- **Provided information**
========

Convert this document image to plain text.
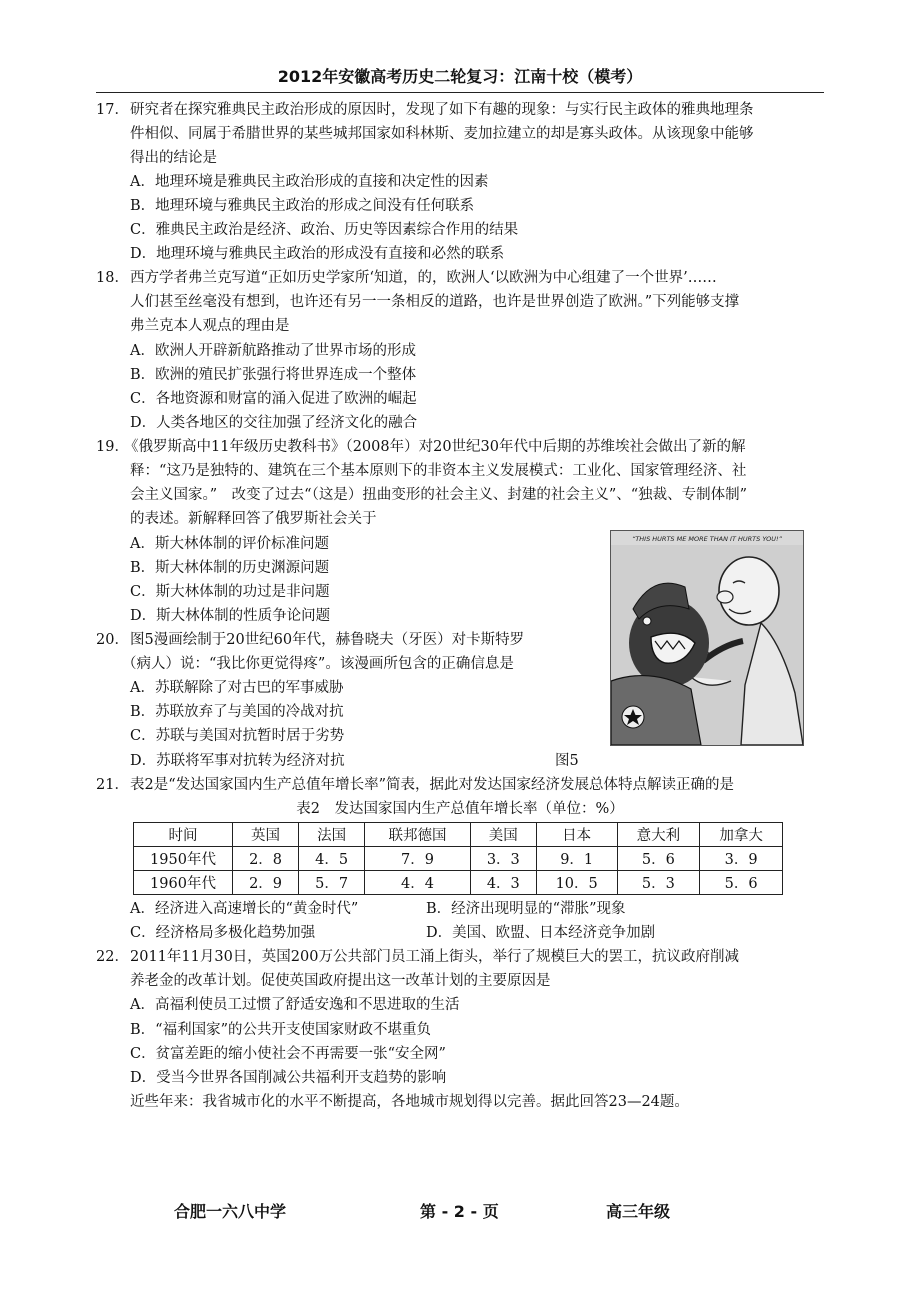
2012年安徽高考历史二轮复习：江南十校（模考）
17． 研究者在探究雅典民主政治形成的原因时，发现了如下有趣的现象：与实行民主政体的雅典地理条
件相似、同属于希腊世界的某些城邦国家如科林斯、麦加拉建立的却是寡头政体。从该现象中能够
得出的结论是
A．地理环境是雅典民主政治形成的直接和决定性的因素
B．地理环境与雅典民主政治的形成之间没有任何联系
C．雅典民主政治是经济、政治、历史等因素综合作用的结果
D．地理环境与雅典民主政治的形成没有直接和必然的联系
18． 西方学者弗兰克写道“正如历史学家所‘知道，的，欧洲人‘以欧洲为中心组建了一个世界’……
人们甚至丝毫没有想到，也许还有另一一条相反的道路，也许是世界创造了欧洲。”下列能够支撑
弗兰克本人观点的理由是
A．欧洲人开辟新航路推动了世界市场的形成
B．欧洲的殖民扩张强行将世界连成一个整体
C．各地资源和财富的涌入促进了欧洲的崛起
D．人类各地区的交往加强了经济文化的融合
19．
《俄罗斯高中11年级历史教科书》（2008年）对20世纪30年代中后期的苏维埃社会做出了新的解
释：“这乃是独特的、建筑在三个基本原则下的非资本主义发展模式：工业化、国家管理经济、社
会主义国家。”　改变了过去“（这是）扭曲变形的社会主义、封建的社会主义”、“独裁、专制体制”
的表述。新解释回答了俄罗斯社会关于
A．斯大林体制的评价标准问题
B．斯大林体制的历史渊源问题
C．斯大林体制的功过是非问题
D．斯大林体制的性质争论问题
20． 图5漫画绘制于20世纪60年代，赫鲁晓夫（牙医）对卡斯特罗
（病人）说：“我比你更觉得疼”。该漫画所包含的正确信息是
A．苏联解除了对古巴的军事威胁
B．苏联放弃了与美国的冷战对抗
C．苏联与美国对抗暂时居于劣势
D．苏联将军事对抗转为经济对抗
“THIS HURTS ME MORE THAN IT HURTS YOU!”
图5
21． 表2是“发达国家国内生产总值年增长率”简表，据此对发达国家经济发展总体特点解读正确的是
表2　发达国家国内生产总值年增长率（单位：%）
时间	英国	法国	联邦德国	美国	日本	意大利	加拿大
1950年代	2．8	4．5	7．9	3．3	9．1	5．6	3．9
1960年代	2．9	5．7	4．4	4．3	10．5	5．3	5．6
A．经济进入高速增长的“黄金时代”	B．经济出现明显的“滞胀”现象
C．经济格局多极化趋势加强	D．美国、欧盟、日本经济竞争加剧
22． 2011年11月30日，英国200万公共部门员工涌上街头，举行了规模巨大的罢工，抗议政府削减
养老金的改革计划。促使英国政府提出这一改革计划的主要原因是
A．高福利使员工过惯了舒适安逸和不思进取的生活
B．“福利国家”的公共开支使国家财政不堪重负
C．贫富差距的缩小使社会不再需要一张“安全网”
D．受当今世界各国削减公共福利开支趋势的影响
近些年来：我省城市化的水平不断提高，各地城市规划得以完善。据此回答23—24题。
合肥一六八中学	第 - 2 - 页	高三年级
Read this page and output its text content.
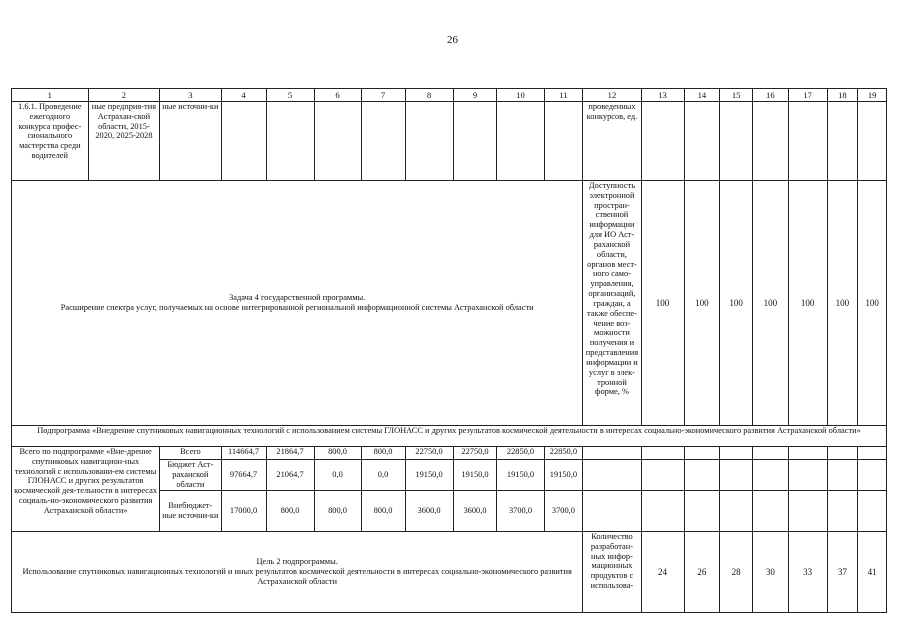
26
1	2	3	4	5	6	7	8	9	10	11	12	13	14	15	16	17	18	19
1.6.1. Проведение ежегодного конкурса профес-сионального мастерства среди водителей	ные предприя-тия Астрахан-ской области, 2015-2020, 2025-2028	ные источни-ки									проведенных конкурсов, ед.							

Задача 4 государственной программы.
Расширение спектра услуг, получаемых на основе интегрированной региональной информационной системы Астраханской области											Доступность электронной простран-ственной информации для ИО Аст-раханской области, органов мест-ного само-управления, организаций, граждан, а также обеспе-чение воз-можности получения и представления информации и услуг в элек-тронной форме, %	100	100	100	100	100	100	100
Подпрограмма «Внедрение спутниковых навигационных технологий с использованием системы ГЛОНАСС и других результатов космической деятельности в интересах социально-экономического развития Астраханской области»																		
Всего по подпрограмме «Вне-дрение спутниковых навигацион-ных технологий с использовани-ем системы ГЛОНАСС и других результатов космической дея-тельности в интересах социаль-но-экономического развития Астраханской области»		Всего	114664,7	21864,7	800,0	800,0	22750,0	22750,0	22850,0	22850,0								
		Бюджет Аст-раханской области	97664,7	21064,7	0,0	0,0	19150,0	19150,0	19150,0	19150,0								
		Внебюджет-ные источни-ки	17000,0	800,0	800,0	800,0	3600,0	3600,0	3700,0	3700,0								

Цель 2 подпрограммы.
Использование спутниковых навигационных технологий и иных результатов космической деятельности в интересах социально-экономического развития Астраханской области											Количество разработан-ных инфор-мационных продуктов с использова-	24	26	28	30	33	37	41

========

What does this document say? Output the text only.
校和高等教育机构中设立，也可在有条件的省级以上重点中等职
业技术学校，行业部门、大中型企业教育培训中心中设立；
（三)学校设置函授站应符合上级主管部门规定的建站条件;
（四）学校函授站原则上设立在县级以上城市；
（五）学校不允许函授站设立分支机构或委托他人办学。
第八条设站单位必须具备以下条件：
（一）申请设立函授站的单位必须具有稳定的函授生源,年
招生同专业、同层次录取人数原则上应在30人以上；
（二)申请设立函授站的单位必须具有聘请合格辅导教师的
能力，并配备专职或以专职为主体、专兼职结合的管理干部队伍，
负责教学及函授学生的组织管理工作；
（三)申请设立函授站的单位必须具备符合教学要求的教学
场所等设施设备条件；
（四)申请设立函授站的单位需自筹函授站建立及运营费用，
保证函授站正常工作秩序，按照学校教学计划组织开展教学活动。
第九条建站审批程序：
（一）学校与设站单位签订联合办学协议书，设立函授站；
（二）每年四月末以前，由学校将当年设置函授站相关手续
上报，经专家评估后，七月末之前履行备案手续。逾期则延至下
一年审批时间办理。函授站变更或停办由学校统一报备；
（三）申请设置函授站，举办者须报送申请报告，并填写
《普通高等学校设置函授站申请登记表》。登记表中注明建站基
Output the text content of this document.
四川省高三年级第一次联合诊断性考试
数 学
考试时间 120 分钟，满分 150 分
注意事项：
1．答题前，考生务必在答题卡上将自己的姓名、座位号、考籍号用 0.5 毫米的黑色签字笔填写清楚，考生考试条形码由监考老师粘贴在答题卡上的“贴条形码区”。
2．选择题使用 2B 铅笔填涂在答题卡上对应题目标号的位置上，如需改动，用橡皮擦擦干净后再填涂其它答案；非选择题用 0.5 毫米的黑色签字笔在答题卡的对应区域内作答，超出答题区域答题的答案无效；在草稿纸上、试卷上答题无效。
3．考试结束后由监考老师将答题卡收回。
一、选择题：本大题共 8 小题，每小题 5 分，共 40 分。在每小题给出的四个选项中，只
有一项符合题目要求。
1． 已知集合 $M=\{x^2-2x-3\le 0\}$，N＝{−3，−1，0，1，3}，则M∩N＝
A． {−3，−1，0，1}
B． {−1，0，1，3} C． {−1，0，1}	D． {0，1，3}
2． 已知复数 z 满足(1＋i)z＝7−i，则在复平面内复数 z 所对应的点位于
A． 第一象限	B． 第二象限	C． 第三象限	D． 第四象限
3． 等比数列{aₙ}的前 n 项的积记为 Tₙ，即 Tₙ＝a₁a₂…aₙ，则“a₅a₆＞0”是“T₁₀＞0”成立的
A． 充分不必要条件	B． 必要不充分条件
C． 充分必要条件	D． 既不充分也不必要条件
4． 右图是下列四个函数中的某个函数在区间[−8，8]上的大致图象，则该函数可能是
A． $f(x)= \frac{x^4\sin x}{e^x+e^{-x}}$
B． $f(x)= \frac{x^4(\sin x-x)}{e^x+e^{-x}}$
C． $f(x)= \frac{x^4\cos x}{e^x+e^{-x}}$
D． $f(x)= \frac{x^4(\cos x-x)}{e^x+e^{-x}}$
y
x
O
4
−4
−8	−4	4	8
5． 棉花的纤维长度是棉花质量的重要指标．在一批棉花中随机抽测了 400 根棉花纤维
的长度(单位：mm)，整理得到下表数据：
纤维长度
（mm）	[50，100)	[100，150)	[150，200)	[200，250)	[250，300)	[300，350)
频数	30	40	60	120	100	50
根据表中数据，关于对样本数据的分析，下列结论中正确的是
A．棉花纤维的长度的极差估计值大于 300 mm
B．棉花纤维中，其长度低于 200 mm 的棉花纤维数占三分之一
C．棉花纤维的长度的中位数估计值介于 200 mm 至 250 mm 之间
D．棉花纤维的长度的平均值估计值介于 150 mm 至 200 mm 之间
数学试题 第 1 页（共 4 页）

========

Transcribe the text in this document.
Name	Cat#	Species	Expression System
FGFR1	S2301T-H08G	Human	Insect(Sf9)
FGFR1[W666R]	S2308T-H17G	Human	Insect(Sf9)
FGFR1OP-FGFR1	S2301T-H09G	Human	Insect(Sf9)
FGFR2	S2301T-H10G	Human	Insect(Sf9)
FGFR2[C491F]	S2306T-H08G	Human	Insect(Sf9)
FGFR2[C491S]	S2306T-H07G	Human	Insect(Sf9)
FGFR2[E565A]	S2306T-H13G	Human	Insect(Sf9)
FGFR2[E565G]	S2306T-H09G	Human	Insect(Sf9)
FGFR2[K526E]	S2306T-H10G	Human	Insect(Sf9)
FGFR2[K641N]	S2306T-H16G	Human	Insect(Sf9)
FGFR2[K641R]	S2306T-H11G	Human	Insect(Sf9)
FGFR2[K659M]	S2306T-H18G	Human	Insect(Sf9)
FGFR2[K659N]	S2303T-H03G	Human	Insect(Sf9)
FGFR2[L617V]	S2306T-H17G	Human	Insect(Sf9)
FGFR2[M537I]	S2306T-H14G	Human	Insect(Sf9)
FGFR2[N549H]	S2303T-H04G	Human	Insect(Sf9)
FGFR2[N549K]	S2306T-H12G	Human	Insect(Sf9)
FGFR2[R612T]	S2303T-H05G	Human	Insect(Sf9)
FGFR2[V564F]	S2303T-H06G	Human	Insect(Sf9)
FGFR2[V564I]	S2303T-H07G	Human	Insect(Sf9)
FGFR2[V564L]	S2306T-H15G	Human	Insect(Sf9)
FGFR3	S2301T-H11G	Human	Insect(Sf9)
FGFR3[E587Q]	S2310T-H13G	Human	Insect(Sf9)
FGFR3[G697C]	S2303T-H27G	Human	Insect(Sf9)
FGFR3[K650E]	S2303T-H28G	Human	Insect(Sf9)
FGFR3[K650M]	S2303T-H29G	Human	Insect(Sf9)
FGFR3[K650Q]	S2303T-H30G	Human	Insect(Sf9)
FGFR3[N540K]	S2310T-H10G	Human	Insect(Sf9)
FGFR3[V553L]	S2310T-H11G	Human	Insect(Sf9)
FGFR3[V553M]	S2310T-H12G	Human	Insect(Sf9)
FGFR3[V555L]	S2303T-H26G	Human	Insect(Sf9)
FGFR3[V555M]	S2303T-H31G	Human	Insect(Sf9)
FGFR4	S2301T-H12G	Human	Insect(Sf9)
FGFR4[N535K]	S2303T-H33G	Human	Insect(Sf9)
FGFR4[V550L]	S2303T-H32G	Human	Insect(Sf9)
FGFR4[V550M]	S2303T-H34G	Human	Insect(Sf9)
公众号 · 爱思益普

========

- **What needs to be done**
Using the entries above, return each line in which the word "document" occurs.

- **Exercise result**
Convert this document image to plain text.
What does this document say? Output the text only.
Output the text content of this document.
Transcribe the text in this document.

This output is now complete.